What you will do: Every record must be written out once more, with nothing added or omitted.

____ Materials provided

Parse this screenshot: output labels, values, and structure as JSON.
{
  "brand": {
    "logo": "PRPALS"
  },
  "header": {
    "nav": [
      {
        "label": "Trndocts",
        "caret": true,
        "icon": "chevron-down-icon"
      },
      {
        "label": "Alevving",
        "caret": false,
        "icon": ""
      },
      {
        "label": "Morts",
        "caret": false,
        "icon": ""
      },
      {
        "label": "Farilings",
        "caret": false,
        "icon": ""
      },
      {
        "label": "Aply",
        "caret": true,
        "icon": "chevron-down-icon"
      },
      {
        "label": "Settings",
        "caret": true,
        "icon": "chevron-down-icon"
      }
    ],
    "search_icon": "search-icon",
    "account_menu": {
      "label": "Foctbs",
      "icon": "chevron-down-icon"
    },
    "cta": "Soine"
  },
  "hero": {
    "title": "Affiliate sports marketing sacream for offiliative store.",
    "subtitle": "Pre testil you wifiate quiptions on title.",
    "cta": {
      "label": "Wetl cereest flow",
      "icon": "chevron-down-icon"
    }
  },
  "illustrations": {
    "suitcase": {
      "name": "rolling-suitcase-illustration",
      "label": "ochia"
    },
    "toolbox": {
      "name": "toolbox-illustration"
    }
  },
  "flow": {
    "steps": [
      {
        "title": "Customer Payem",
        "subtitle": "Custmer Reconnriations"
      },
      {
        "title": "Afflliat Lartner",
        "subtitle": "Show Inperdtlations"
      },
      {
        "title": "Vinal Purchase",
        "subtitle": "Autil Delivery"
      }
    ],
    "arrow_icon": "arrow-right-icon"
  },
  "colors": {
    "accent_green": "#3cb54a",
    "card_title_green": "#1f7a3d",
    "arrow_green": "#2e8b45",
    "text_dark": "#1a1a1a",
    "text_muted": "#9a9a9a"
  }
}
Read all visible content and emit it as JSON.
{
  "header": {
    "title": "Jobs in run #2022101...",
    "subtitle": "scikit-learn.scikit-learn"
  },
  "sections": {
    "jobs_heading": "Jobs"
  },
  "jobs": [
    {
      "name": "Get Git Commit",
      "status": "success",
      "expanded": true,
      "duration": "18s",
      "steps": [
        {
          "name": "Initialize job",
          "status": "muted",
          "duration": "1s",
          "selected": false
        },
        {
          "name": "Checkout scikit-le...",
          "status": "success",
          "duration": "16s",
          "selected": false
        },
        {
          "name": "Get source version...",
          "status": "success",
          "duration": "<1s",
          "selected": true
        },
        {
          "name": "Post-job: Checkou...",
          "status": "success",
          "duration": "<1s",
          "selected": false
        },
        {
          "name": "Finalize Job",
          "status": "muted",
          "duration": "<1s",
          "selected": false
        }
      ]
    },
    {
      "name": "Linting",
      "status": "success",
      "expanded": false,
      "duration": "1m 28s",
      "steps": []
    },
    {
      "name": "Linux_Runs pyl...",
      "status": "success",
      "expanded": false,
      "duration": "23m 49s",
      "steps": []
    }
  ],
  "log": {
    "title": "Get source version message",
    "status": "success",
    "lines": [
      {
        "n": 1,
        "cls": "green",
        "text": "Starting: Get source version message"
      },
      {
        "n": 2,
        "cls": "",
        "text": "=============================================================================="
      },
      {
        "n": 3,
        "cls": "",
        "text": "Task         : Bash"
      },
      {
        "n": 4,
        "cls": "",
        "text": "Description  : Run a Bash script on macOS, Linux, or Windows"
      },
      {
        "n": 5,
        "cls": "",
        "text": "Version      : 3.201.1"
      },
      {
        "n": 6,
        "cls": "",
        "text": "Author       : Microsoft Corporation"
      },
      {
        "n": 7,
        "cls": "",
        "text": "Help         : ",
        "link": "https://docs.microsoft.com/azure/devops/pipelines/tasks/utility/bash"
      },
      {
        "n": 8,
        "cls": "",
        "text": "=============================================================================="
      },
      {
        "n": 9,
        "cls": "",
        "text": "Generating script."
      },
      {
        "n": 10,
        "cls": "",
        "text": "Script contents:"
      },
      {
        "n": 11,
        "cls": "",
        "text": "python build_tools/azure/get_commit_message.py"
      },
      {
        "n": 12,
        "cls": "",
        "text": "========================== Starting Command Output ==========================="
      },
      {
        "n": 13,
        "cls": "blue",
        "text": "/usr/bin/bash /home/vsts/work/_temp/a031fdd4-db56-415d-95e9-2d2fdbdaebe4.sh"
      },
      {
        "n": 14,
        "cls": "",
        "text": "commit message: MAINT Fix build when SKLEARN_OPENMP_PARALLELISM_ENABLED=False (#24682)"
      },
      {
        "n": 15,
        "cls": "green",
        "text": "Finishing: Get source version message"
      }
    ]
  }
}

________

Written solution:
Parse this screenshot: output labels, values, and structure as JSON.
{
  "brand": {
    "logo": "PRPALS"
  },
  "header": {
    "nav": [
      {
        "label": "Trndocts",
        "caret": true,
        "icon": "chevron-down-icon"
      },
      {
        "label": "Alevving",
        "caret": false,
        "icon": ""
      },
      {
        "label": "Morts",
        "caret": false,
        "icon": ""
      },
      {
        "label": "Farilings",
        "caret": false,
        "icon": ""
      },
      {
        "label": "Aply",
        "caret": true,
        "icon": "chevron-down-icon"
      },
      {
        "label": "Settings",
        "caret": true,
        "icon": "chevron-down-icon"
      }
    ],
    "search_icon": "search-icon",
    "account_menu": {
      "label": "Foctbs",
      "icon": "chevron-down-icon"
    },
    "cta": "Soine"
  },
  "hero": {
    "title": "Affiliate sports marketing sacream for offiliative store.",
    "subtitle": "Pre testil you wifiate quiptions on title.",
    "cta": {
      "label": "Wetl cereest flow",
      "icon": "chevron-down-icon"
    }
  },
  "illustrations": {
    "suitcase": {
      "name": "rolling-suitcase-illustration",
      "label": "ochia"
    },
    "toolbox": {
      "name": "toolbox-illustration"
    }
  },
  "flow": {
    "steps": [
      {
        "title": "Customer Payem",
        "subtitle": "Custmer Reconnriations"
      },
      {
        "title": "Afflliat Lartner",
        "subtitle": "Show Inperdtlations"
      },
      {
        "title": "Vinal Purchase",
        "subtitle": "Autil Delivery"
      }
    ],
    "arrow_icon": "arrow-right-icon"
  },
  "colors": {
    "accent_green": "#3cb54a",
    "card_title_green": "#1f7a3d",
    "arrow_green": "#2e8b45",
    "text_dark": "#1a1a1a",
    "text_muted": "#9a9a9a"
  }
}
Read all visible content and emit it as JSON.
{
  "header": {
    "title": "Jobs in run #2022101...",
    "subtitle": "scikit-learn.scikit-learn"
  },
  "sections": {
    "jobs_heading": "Jobs"
  },
  "jobs": [
    {
      "name": "Get Git Commit",
      "status": "success",
      "expanded": true,
      "duration": "18s",
      "steps": [
        {
          "name": "Initialize job",
          "status": "muted",
          "duration": "1s",
          "selected": false
        },
        {
          "name": "Checkout scikit-le...",
          "status": "success",
          "duration": "16s",
          "selected": false
        },
        {
          "name": "Get source version...",
          "status": "success",
          "duration": "<1s",
          "selected": true
        },
        {
          "name": "Post-job: Checkou...",
          "status": "success",
          "duration": "<1s",
          "selected": false
        },
        {
          "name": "Finalize Job",
          "status": "muted",
          "duration": "<1s",
          "selected": false
        }
      ]
    },
    {
      "name": "Linting",
      "status": "success",
      "expanded": false,
      "duration": "1m 28s",
      "steps": []
    },
    {
      "name": "Linux_Runs pyl...",
      "status": "success",
      "expanded": false,
      "duration": "23m 49s",
      "steps": []
    }
  ],
  "log": {
    "title": "Get source version message",
    "status": "success",
    "lines": [
      {
        "n": 1,
        "cls": "green",
        "text": "Starting: Get source version message"
      },
      {
        "n": 2,
        "cls": "",
        "text": "=============================================================================="
      },
      {
        "n": 3,
        "cls": "",
        "text": "Task         : Bash"
      },
      {
        "n": 4,
        "cls": "",
        "text": "Description  : Run a Bash script on macOS, Linux, or Windows"
      },
      {
        "n": 5,
        "cls": "",
        "text": "Version      : 3.201.1"
      },
      {
        "n": 6,
        "cls": "",
        "text": "Author       : Microsoft Corporation"
      },
      {
        "n": 7,
        "cls": "",
        "text": "Help         : ",
        "link": "https://docs.microsoft.com/azure/devops/pipelines/tasks/utility/bash"
      },
      {
        "n": 8,
        "cls": "",
        "text": "=============================================================================="
      },
      {
        "n": 9,
        "cls": "",
        "text": "Generating script."
      },
      {
        "n": 10,
        "cls": "",
        "text": "Script contents:"
      },
      {
        "n": 11,
        "cls": "",
        "text": "python build_tools/azure/get_commit_message.py"
      },
      {
        "n": 12,
        "cls": "",
        "text": "========================== Starting Command Output ==========================="
      },
      {
        "n": 13,
        "cls": "blue",
        "text": "/usr/bin/bash /home/vsts/work/_temp/a031fdd4-db56-415d-95e9-2d2fdbdaebe4.sh"
      },
      {
        "n": 14,
        "cls": "",
        "text": "commit message: MAINT Fix build when SKLEARN_OPENMP_PARALLELISM_ENABLED=False (#24682)"
      },
      {
        "n": 15,
        "cls": "green",
        "text": "Finishing: Get source version message"
      }
    ]
  }
}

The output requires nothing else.